(Data records)
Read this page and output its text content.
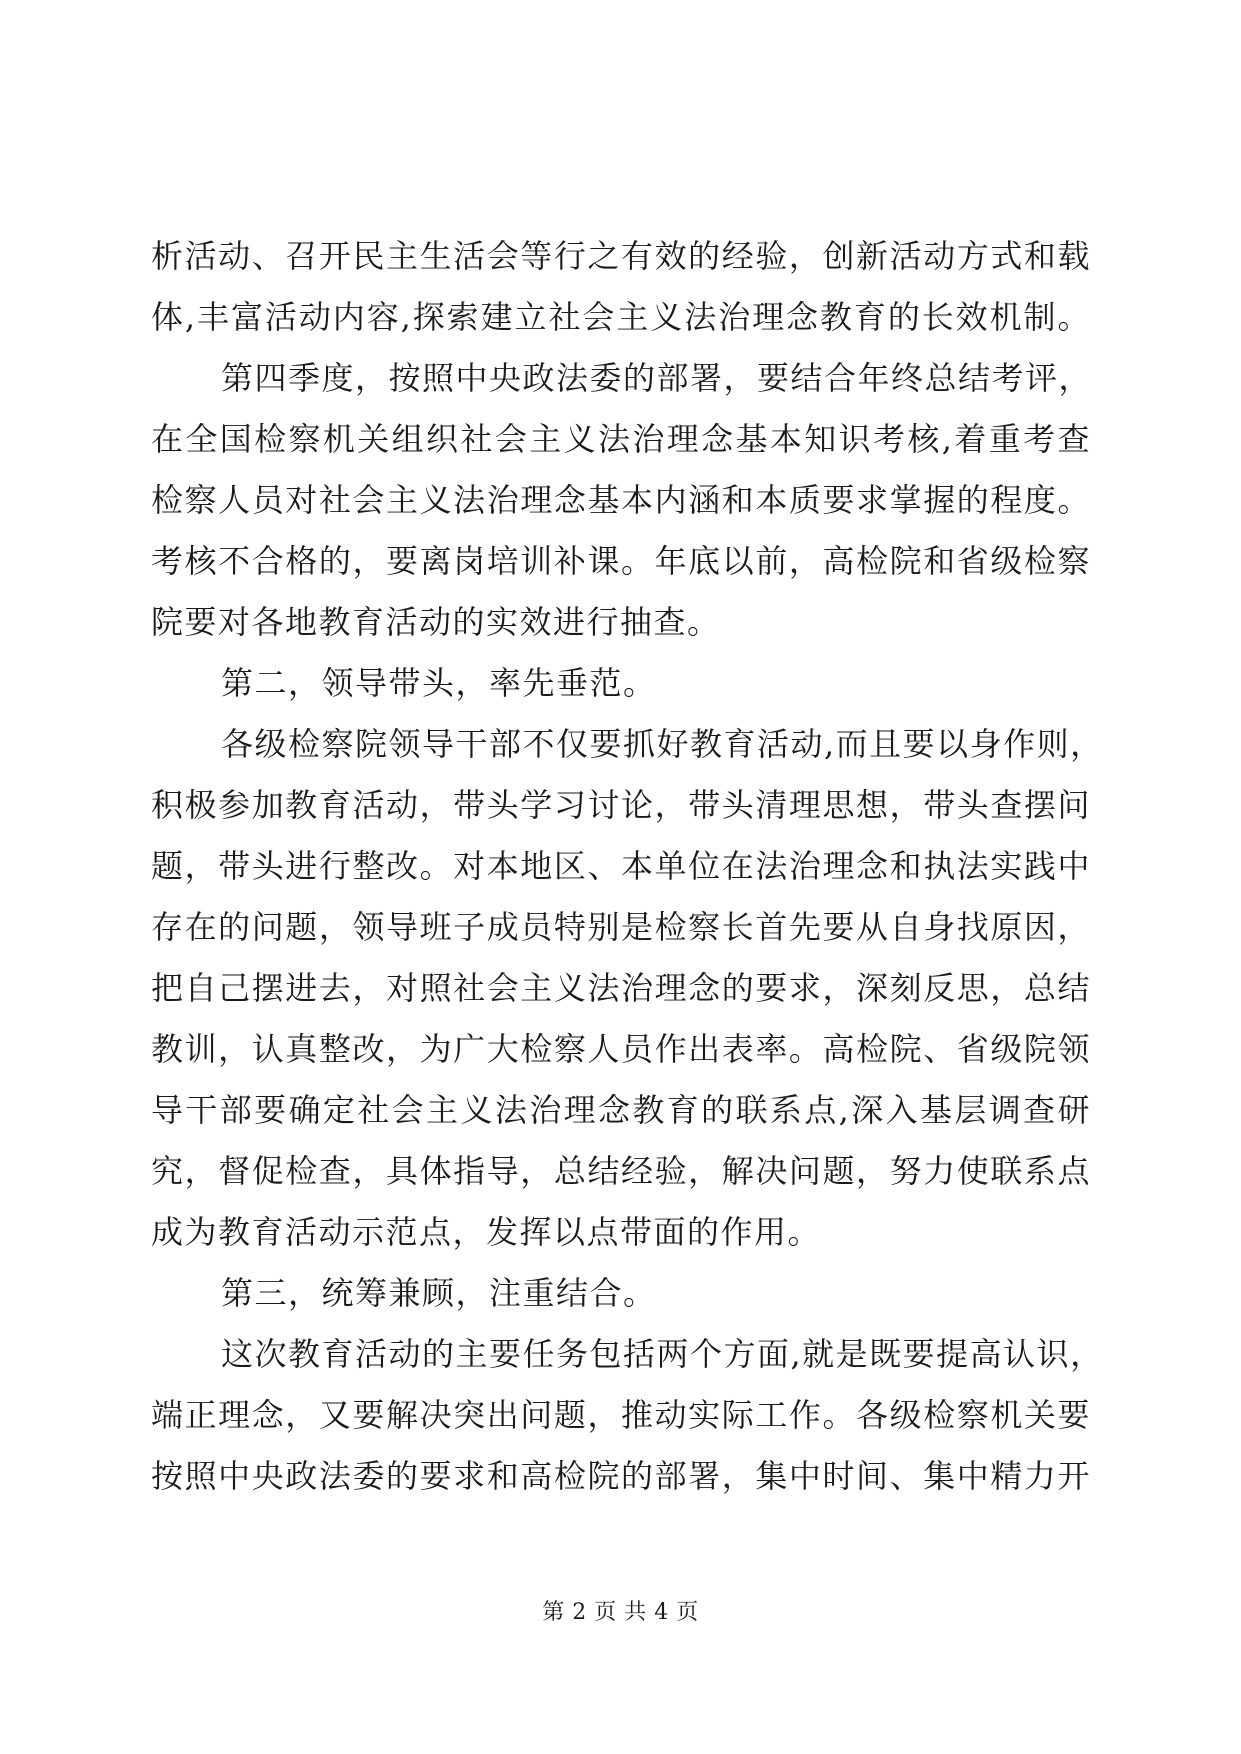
析活动、召开民主生活会等行之有效的经验，创新活动方式和载
体,丰富活动内容,探索建立社会主义法治理念教育的长效机制。
第四季度，按照中央政法委的部署，要结合年终总结考评，
在全国检察机关组织社会主义法治理念基本知识考核,着重考查
检察人员对社会主义法治理念基本内涵和本质要求掌握的程度。
考核不合格的，要离岗培训补课。年底以前，高检院和省级检察
院要对各地教育活动的实效进行抽查。
第二，领导带头，率先垂范。
各级检察院领导干部不仅要抓好教育活动,而且要以身作则，
积极参加教育活动，带头学习讨论，带头清理思想，带头查摆问
题，带头进行整改。对本地区、本单位在法治理念和执法实践中
存在的问题，领导班子成员特别是检察长首先要从自身找原因，
把自己摆进去，对照社会主义法治理念的要求，深刻反思，总结
教训，认真整改，为广大检察人员作出表率。高检院、省级院领
导干部要确定社会主义法治理念教育的联系点,深入基层调查研
究，督促检查，具体指导，总结经验，解决问题，努力使联系点
成为教育活动示范点，发挥以点带面的作用。
第三，统筹兼顾，注重结合。
这次教育活动的主要任务包括两个方面,就是既要提高认识，
端正理念，又要解决突出问题，推动实际工作。各级检察机关要
按照中央政法委的要求和高检院的部署，集中时间、集中精力开
第 2 页 共 4 页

### Set problem
All the lines above are to be given again exactly as they read, with the pictures removed.

### Result of this task
Read this page and output its text content.
析活动、召开民主生活会等行之有效的经验，创新活动方式和载
体,丰富活动内容,探索建立社会主义法治理念教育的长效机制。
第四季度，按照中央政法委的部署，要结合年终总结考评，
在全国检察机关组织社会主义法治理念基本知识考核,着重考查
检察人员对社会主义法治理念基本内涵和本质要求掌握的程度。
考核不合格的，要离岗培训补课。年底以前，高检院和省级检察
院要对各地教育活动的实效进行抽查。
第二，领导带头，率先垂范。
各级检察院领导干部不仅要抓好教育活动,而且要以身作则，
积极参加教育活动，带头学习讨论，带头清理思想，带头查摆问
题，带头进行整改。对本地区、本单位在法治理念和执法实践中
存在的问题，领导班子成员特别是检察长首先要从自身找原因，
把自己摆进去，对照社会主义法治理念的要求，深刻反思，总结
教训，认真整改，为广大检察人员作出表率。高检院、省级院领
导干部要确定社会主义法治理念教育的联系点,深入基层调查研
究，督促检查，具体指导，总结经验，解决问题，努力使联系点
成为教育活动示范点，发挥以点带面的作用。
第三，统筹兼顾，注重结合。
这次教育活动的主要任务包括两个方面,就是既要提高认识，
端正理念，又要解决突出问题，推动实际工作。各级检察机关要
按照中央政法委的要求和高检院的部署，集中时间、集中精力开
第 2 页 共 4 页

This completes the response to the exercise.